** Begin STORED ROWS **

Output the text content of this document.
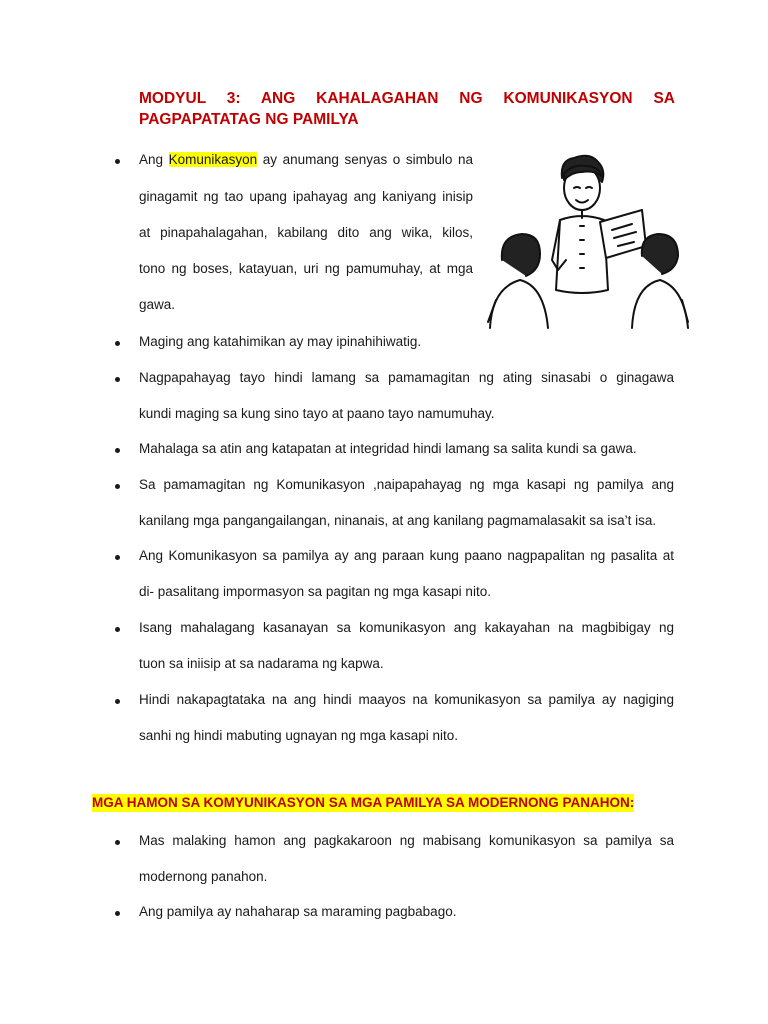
MODYUL 3: ANG KAHALAGAHAN NG KOMUNIKASYON SA

PAGPAPATATAG NG PAMILYA

Ang Komunikasyon ay anumang senyas o simbulo na

ginagamit ng tao upang ipahayag ang kaniyang inisip

at pinapahalagahan, kabilang dito ang wika, kilos,

tono ng boses, katayuan, uri ng pamumuhay, at mga

gawa.

Maging ang katahimikan ay may ipinahihiwatig.

Nagpapahayag tayo hindi lamang sa pamamagitan ng ating sinasabi o ginagawa

kundi maging sa kung sino tayo at paano tayo namumuhay.

Mahalaga sa atin ang katapatan at integridad hindi lamang sa salita kundi sa gawa.

Sa pamamagitan ng Komunikasyon ,naipapahayag ng mga kasapi ng pamilya ang

kanilang mga pangangailangan, ninanais, at ang kanilang pagmamalasakit sa isa’t isa.

Ang Komunikasyon sa pamilya ay ang paraan kung paano nagpapalitan ng pasalita at

di- pasalitang impormasyon sa pagitan ng mga kasapi nito.

Isang mahalagang kasanayan sa komunikasyon ang kakayahan na magbibigay ng

tuon sa iniisip at sa nadarama ng kapwa.

Hindi nakapagtataka na ang hindi maayos na komunikasyon sa pamilya ay nagiging

sanhi ng hindi mabuting ugnayan ng mga kasapi nito.

MGA HAMON SA KOMYUNIKASYON SA MGA PAMILYA SA MODERNONG PANAHON:

Mas malaking hamon ang pagkakaroon ng mabisang komunikasyon sa pamilya sa

modernong panahon.

Ang pamilya ay nahaharap sa maraming pagbabago.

** End STORED ROWS **

(WORK TO BE COMPLETED):
State the number of lines holding the word "paano" in the listing. Add nothing else.

(SOLVED EXERCISE):
2